[Collected data entries]
◇ ◇ ◇

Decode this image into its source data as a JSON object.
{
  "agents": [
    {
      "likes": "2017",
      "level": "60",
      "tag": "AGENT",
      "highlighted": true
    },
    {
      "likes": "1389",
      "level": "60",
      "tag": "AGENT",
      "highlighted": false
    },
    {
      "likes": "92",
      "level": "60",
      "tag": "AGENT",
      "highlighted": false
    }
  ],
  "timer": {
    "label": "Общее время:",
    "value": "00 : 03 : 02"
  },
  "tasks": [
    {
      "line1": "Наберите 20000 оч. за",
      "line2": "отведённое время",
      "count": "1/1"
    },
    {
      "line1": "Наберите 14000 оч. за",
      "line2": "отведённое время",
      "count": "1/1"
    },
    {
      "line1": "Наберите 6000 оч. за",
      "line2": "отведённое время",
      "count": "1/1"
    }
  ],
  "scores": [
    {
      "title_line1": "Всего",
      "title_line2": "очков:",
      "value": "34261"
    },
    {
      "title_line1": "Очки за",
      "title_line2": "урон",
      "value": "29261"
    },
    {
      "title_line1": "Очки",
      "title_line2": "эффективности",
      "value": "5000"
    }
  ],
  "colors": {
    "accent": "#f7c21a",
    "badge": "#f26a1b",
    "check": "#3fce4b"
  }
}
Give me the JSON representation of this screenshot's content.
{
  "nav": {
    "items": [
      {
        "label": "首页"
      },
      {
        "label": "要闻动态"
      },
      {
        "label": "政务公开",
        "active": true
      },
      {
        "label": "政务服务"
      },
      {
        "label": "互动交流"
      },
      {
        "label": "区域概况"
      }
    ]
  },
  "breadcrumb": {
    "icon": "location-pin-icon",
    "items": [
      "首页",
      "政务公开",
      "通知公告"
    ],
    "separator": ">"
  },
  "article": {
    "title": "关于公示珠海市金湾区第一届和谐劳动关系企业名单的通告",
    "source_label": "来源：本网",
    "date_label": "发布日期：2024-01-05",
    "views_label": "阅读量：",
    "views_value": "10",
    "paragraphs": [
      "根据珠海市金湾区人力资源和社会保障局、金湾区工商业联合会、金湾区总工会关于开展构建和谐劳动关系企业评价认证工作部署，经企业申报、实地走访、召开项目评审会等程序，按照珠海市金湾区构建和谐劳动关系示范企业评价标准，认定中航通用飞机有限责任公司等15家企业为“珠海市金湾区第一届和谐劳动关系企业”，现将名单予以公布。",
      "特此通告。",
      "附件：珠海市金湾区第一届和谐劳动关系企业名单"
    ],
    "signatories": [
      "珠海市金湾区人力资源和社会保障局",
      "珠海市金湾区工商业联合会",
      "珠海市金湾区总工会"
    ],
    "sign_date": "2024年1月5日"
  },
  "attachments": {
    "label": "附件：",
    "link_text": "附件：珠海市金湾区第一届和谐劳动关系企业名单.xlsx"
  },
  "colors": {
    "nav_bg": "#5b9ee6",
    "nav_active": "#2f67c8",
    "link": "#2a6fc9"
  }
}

◇ ◇ ◇

Return every record above exactly as it appears.

Decode this image into its source data as a JSON object.
{
  "agents": [
    {
      "likes": "2017",
      "level": "60",
      "tag": "AGENT",
      "highlighted": true
    },
    {
      "likes": "1389",
      "level": "60",
      "tag": "AGENT",
      "highlighted": false
    },
    {
      "likes": "92",
      "level": "60",
      "tag": "AGENT",
      "highlighted": false
    }
  ],
  "timer": {
    "label": "Общее время:",
    "value": "00 : 03 : 02"
  },
  "tasks": [
    {
      "line1": "Наберите 20000 оч. за",
      "line2": "отведённое время",
      "count": "1/1"
    },
    {
      "line1": "Наберите 14000 оч. за",
      "line2": "отведённое время",
      "count": "1/1"
    },
    {
      "line1": "Наберите 6000 оч. за",
      "line2": "отведённое время",
      "count": "1/1"
    }
  ],
  "scores": [
    {
      "title_line1": "Всего",
      "title_line2": "очков:",
      "value": "34261"
    },
    {
      "title_line1": "Очки за",
      "title_line2": "урон",
      "value": "29261"
    },
    {
      "title_line1": "Очки",
      "title_line2": "эффективности",
      "value": "5000"
    }
  ],
  "colors": {
    "accent": "#f7c21a",
    "badge": "#f26a1b",
    "check": "#3fce4b"
  }
}
Give me the JSON representation of this screenshot's content.
{
  "nav": {
    "items": [
      {
        "label": "首页"
      },
      {
        "label": "要闻动态"
      },
      {
        "label": "政务公开",
        "active": true
      },
      {
        "label": "政务服务"
      },
      {
        "label": "互动交流"
      },
      {
        "label": "区域概况"
      }
    ]
  },
  "breadcrumb": {
    "icon": "location-pin-icon",
    "items": [
      "首页",
      "政务公开",
      "通知公告"
    ],
    "separator": ">"
  },
  "article": {
    "title": "关于公示珠海市金湾区第一届和谐劳动关系企业名单的通告",
    "source_label": "来源：本网",
    "date_label": "发布日期：2024-01-05",
    "views_label": "阅读量：",
    "views_value": "10",
    "paragraphs": [
      "根据珠海市金湾区人力资源和社会保障局、金湾区工商业联合会、金湾区总工会关于开展构建和谐劳动关系企业评价认证工作部署，经企业申报、实地走访、召开项目评审会等程序，按照珠海市金湾区构建和谐劳动关系示范企业评价标准，认定中航通用飞机有限责任公司等15家企业为“珠海市金湾区第一届和谐劳动关系企业”，现将名单予以公布。",
      "特此通告。",
      "附件：珠海市金湾区第一届和谐劳动关系企业名单"
    ],
    "signatories": [
      "珠海市金湾区人力资源和社会保障局",
      "珠海市金湾区工商业联合会",
      "珠海市金湾区总工会"
    ],
    "sign_date": "2024年1月5日"
  },
  "attachments": {
    "label": "附件：",
    "link_text": "附件：珠海市金湾区第一届和谐劳动关系企业名单.xlsx"
  },
  "colors": {
    "nav_bg": "#5b9ee6",
    "nav_active": "#2f67c8",
    "link": "#2a6fc9"
  }
}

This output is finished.